## INSTRUCTIONS TO FOLLOW
Repeat each line exactly as it is written.

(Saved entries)
:::

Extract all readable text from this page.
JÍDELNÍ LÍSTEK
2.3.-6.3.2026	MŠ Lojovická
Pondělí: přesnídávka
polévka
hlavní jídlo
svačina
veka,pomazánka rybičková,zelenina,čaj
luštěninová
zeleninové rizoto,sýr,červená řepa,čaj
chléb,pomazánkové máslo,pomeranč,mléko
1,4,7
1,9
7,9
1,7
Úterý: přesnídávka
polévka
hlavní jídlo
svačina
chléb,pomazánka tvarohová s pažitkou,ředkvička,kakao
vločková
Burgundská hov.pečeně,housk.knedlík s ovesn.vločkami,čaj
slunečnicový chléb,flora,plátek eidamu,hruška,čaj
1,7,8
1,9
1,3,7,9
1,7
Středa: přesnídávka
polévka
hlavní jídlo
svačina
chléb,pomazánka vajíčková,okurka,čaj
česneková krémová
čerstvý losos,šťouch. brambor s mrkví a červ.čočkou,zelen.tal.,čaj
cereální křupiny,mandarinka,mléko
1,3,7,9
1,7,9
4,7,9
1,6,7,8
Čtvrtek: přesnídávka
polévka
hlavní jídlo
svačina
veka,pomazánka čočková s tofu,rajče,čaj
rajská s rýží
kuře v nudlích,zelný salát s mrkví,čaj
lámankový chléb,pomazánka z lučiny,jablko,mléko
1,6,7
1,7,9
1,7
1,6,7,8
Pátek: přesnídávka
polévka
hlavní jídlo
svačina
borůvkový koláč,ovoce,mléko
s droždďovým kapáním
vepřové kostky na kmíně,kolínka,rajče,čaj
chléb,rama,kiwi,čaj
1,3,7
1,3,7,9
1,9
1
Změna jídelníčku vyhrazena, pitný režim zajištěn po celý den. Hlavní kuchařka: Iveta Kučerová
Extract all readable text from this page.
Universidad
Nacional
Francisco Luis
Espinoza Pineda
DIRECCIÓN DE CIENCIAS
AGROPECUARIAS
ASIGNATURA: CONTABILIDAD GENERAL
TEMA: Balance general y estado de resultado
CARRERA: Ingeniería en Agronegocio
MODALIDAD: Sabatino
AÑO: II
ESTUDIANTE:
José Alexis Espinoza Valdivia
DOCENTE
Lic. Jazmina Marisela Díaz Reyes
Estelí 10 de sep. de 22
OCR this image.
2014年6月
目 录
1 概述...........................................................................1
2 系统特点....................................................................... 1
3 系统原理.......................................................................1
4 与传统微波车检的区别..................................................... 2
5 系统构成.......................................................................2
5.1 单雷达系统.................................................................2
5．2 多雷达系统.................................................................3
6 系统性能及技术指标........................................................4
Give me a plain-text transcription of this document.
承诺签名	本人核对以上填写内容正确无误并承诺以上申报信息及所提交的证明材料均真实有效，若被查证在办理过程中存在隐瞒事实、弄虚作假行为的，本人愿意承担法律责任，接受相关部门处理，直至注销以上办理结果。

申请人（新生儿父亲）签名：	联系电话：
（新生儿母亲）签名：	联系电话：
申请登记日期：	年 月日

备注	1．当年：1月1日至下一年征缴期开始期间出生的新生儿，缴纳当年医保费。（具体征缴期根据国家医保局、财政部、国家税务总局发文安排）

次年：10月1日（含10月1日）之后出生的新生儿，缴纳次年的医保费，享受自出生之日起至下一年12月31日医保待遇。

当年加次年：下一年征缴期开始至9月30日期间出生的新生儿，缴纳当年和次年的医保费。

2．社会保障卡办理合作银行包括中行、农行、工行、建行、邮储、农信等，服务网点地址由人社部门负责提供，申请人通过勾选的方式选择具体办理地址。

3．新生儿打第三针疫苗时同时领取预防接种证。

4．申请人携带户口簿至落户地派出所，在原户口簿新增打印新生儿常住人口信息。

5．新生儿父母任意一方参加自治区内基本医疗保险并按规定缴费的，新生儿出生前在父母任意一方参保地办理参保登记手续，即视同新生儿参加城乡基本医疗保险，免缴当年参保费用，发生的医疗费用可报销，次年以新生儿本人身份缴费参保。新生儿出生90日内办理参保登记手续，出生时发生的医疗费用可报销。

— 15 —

:::

## COMPLETE RESPONSE
Extract all readable text from this page.
JÍDELNÍ LÍSTEK
2.3.-6.3.2026	MŠ Lojovická
Pondělí: přesnídávka
polévka
hlavní jídlo
svačina
veka,pomazánka rybičková,zelenina,čaj
luštěninová
zeleninové rizoto,sýr,červená řepa,čaj
chléb,pomazánkové máslo,pomeranč,mléko
1,4,7
1,9
7,9
1,7
Úterý: přesnídávka
polévka
hlavní jídlo
svačina
chléb,pomazánka tvarohová s pažitkou,ředkvička,kakao
vločková
Burgundská hov.pečeně,housk.knedlík s ovesn.vločkami,čaj
slunečnicový chléb,flora,plátek eidamu,hruška,čaj
1,7,8
1,9
1,3,7,9
1,7
Středa: přesnídávka
polévka
hlavní jídlo
svačina
chléb,pomazánka vajíčková,okurka,čaj
česneková krémová
čerstvý losos,šťouch. brambor s mrkví a červ.čočkou,zelen.tal.,čaj
cereální křupiny,mandarinka,mléko
1,3,7,9
1,7,9
4,7,9
1,6,7,8
Čtvrtek: přesnídávka
polévka
hlavní jídlo
svačina
veka,pomazánka čočková s tofu,rajče,čaj
rajská s rýží
kuře v nudlích,zelný salát s mrkví,čaj
lámankový chléb,pomazánka z lučiny,jablko,mléko
1,6,7
1,7,9
1,7
1,6,7,8
Pátek: přesnídávka
polévka
hlavní jídlo
svačina
borůvkový koláč,ovoce,mléko
s droždďovým kapáním
vepřové kostky na kmíně,kolínka,rajče,čaj
chléb,rama,kiwi,čaj
1,3,7
1,3,7,9
1,9
1
Změna jídelníčku vyhrazena, pitný režim zajištěn po celý den. Hlavní kuchařka: Iveta Kučerová
Extract all readable text from this page.
Universidad
Nacional
Francisco Luis
Espinoza Pineda
DIRECCIÓN DE CIENCIAS
AGROPECUARIAS
ASIGNATURA: CONTABILIDAD GENERAL
TEMA: Balance general y estado de resultado
CARRERA: Ingeniería en Agronegocio
MODALIDAD: Sabatino
AÑO: II
ESTUDIANTE:
José Alexis Espinoza Valdivia
DOCENTE
Lic. Jazmina Marisela Díaz Reyes
Estelí 10 de sep. de 22
OCR this image.
2014年6月
目 录
1 概述...........................................................................1
2 系统特点....................................................................... 1
3 系统原理.......................................................................1
4 与传统微波车检的区别..................................................... 2
5 系统构成.......................................................................2
5.1 单雷达系统.................................................................2
5．2 多雷达系统.................................................................3
6 系统性能及技术指标........................................................4
Give me a plain-text transcription of this document.
承诺签名	本人核对以上填写内容正确无误并承诺以上申报信息及所提交的证明材料均真实有效，若被查证在办理过程中存在隐瞒事实、弄虚作假行为的，本人愿意承担法律责任，接受相关部门处理，直至注销以上办理结果。

申请人（新生儿父亲）签名：	联系电话：
（新生儿母亲）签名：	联系电话：
申请登记日期：	年 月日

备注	1．当年：1月1日至下一年征缴期开始期间出生的新生儿，缴纳当年医保费。（具体征缴期根据国家医保局、财政部、国家税务总局发文安排）

次年：10月1日（含10月1日）之后出生的新生儿，缴纳次年的医保费，享受自出生之日起至下一年12月31日医保待遇。

当年加次年：下一年征缴期开始至9月30日期间出生的新生儿，缴纳当年和次年的医保费。

2．社会保障卡办理合作银行包括中行、农行、工行、建行、邮储、农信等，服务网点地址由人社部门负责提供，申请人通过勾选的方式选择具体办理地址。

3．新生儿打第三针疫苗时同时领取预防接种证。

4．申请人携带户口簿至落户地派出所，在原户口簿新增打印新生儿常住人口信息。

5．新生儿父母任意一方参加自治区内基本医疗保险并按规定缴费的，新生儿出生前在父母任意一方参保地办理参保登记手续，即视同新生儿参加城乡基本医疗保险，免缴当年参保费用，发生的医疗费用可报销，次年以新生儿本人身份缴费参保。新生儿出生90日内办理参保登记手续，出生时发生的医疗费用可报销。

— 15 —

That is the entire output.